* Stated goal: Your task is to repeat all of the data exactly while excluding the pictures.

* Input records:
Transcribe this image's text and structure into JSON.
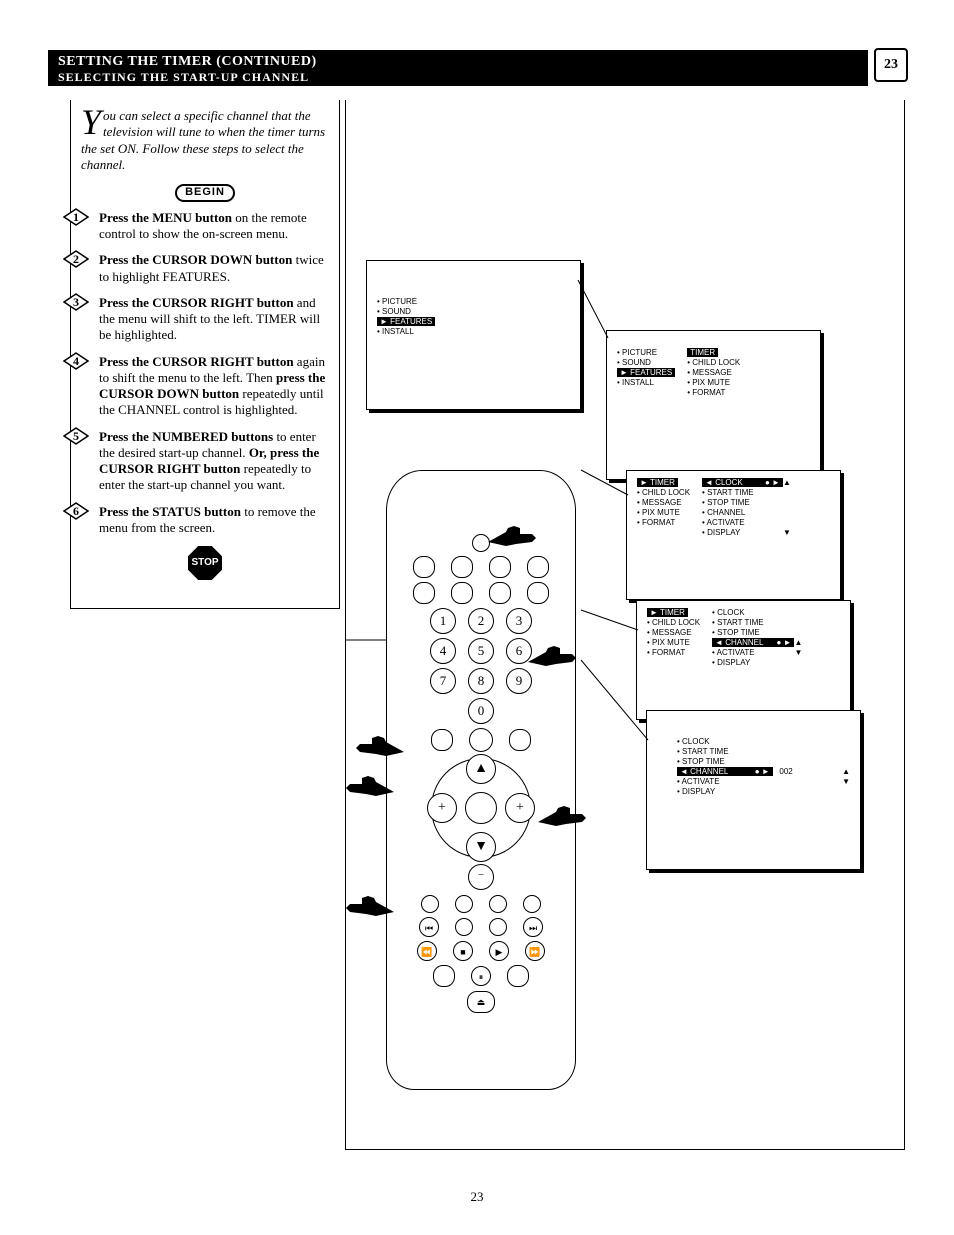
{
  "header": {
    "line1": "SETTING THE TIMER (CONTINUED)",
    "line2": "SELECTING THE START-UP CHANNEL",
    "page_number": "23"
  },
  "intro": {
    "dropcap": "Y",
    "text": "ou can select a specific channel that the television will tune to when the timer turns the set ON. Follow these steps to select the channel."
  },
  "begin_label": "BEGIN",
  "stop_label": "STOP",
  "steps": [
    {
      "n": "1",
      "bold": "Press the MENU button",
      "rest": " on the remote control to show the on-screen menu."
    },
    {
      "n": "2",
      "bold": "Press the CURSOR DOWN button",
      "rest": " twice to highlight FEATURES."
    },
    {
      "n": "3",
      "bold": "Press the CURSOR RIGHT button",
      "rest": " and the menu will shift to the left. TIMER will be highlighted."
    },
    {
      "n": "4",
      "bold": "Press the CURSOR RIGHT button",
      "rest": " again to shift the menu to the left. Then ",
      "bold2": "press the CURSOR DOWN button",
      "rest2": " repeatedly until the CHANNEL control is highlighted."
    },
    {
      "n": "5",
      "bold": "Press the NUMBERED buttons",
      "rest": " to enter the desired start-up channel.   ",
      "bold2": "Or, press the CURSOR RIGHT button",
      "rest2": " repeatedly to enter the start-up channel you want."
    },
    {
      "n": "6",
      "bold": "Press the STATUS button",
      "rest": " to remove the menu from the screen."
    }
  ],
  "screens": {
    "s1": {
      "items": [
        "PICTURE",
        "SOUND",
        "FEATURES"
      ],
      "hl_index": 2,
      "extra": [
        "INSTALL"
      ]
    },
    "s2": {
      "left_items": [
        "PICTURE",
        "SOUND",
        "FEATURES",
        "INSTALL"
      ],
      "hl": "TIMER",
      "right_items": [
        "CHILD LOCK",
        "MESSAGE",
        "PIX MUTE",
        "FORMAT"
      ]
    },
    "s3": {
      "left_items": [
        "TIMER",
        "CHILD LOCK",
        "MESSAGE",
        "PIX MUTE",
        "FORMAT"
      ],
      "hl": "CLOCK",
      "hl_right": "● ►",
      "right_items": [
        "START TIME",
        "STOP TIME",
        "CHANNEL",
        "ACTIVATE",
        "DISPLAY"
      ]
    },
    "s4": {
      "left_items": [
        "TIMER",
        "CHILD LOCK",
        "MESSAGE",
        "PIX MUTE",
        "FORMAT"
      ],
      "right_items": [
        "CLOCK",
        "START TIME",
        "STOP TIME"
      ],
      "hl": "CHANNEL",
      "hl_right": "● ►",
      "after": [
        "ACTIVATE",
        "DISPLAY"
      ]
    },
    "s5": {
      "left_items": [
        "CLOCK",
        "START TIME",
        "STOP TIME"
      ],
      "hl": "CHANNEL",
      "hl_right": "● ►",
      "right_value": "002",
      "after": [
        "ACTIVATE",
        "DISPLAY"
      ]
    }
  },
  "remote": {
    "top_label": "",
    "number_rows": [
      [
        "1",
        "2",
        "3"
      ],
      [
        "4",
        "5",
        "6"
      ],
      [
        "7",
        "8",
        "9"
      ],
      [
        "",
        "0",
        ""
      ]
    ],
    "plus": "+",
    "minus": "−"
  },
  "footer": "23",
  "colors": {
    "black": "#000000",
    "white": "#ffffff"
  }
}
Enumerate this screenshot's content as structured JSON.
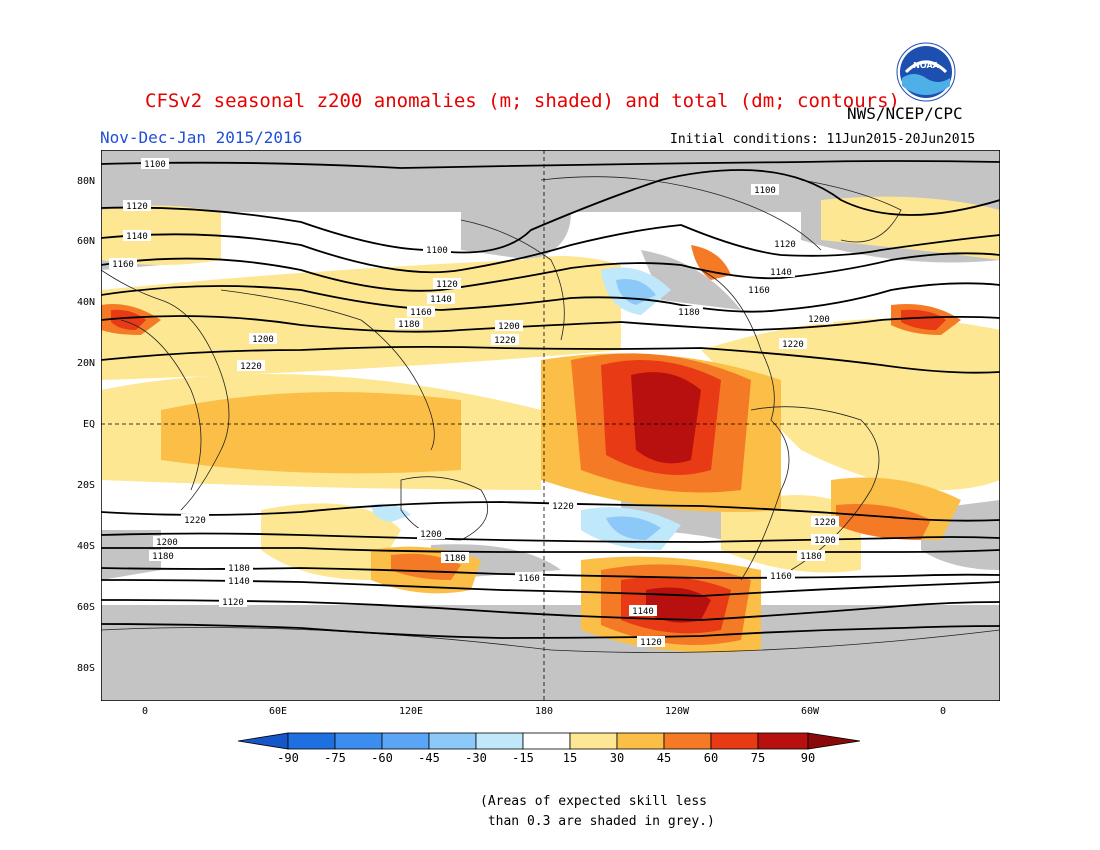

* Finished exercise:
Transcribe this image's text and structure into JSON.
{
  "header": {
    "line1": "SETTING THE TIMER (CONTINUED)",
    "line2": "SELECTING THE START-UP CHANNEL",
    "page_number": "23"
  },
  "intro": {
    "dropcap": "Y",
    "text": "ou can select a specific channel that the television will tune to when the timer turns the set ON. Follow these steps to select the channel."
  },
  "begin_label": "BEGIN",
  "stop_label": "STOP",
  "steps": [
    {
      "n": "1",
      "bold": "Press the MENU button",
      "rest": " on the remote control to show the on-screen menu."
    },
    {
      "n": "2",
      "bold": "Press the CURSOR DOWN button",
      "rest": " twice to highlight FEATURES."
    },
    {
      "n": "3",
      "bold": "Press the CURSOR RIGHT button",
      "rest": " and the menu will shift to the left. TIMER will be highlighted."
    },
    {
      "n": "4",
      "bold": "Press the CURSOR RIGHT button",
      "rest": " again to shift the menu to the left. Then ",
      "bold2": "press the CURSOR DOWN button",
      "rest2": " repeatedly until the CHANNEL control is highlighted."
    },
    {
      "n": "5",
      "bold": "Press the NUMBERED buttons",
      "rest": " to enter the desired start-up channel.   ",
      "bold2": "Or, press the CURSOR RIGHT button",
      "rest2": " repeatedly to enter the start-up channel you want."
    },
    {
      "n": "6",
      "bold": "Press the STATUS button",
      "rest": " to remove the menu from the screen."
    }
  ],
  "screens": {
    "s1": {
      "items": [
        "PICTURE",
        "SOUND",
        "FEATURES"
      ],
      "hl_index": 2,
      "extra": [
        "INSTALL"
      ]
    },
    "s2": {
      "left_items": [
        "PICTURE",
        "SOUND",
        "FEATURES",
        "INSTALL"
      ],
      "hl": "TIMER",
      "right_items": [
        "CHILD LOCK",
        "MESSAGE",
        "PIX MUTE",
        "FORMAT"
      ]
    },
    "s3": {
      "left_items": [
        "TIMER",
        "CHILD LOCK",
        "MESSAGE",
        "PIX MUTE",
        "FORMAT"
      ],
      "hl": "CLOCK",
      "hl_right": "● ►",
      "right_items": [
        "START TIME",
        "STOP TIME",
        "CHANNEL",
        "ACTIVATE",
        "DISPLAY"
      ]
    },
    "s4": {
      "left_items": [
        "TIMER",
        "CHILD LOCK",
        "MESSAGE",
        "PIX MUTE",
        "FORMAT"
      ],
      "right_items": [
        "CLOCK",
        "START TIME",
        "STOP TIME"
      ],
      "hl": "CHANNEL",
      "hl_right": "● ►",
      "after": [
        "ACTIVATE",
        "DISPLAY"
      ]
    },
    "s5": {
      "left_items": [
        "CLOCK",
        "START TIME",
        "STOP TIME"
      ],
      "hl": "CHANNEL",
      "hl_right": "● ►",
      "right_value": "002",
      "after": [
        "ACTIVATE",
        "DISPLAY"
      ]
    }
  },
  "remote": {
    "top_label": "",
    "number_rows": [
      [
        "1",
        "2",
        "3"
      ],
      [
        "4",
        "5",
        "6"
      ],
      [
        "7",
        "8",
        "9"
      ],
      [
        "",
        "0",
        ""
      ]
    ],
    "plus": "+",
    "minus": "−"
  },
  "footer": "23",
  "colors": {
    "black": "#000000",
    "white": "#ffffff"
  }
}
Enumerate this screenshot's content as structured JSON.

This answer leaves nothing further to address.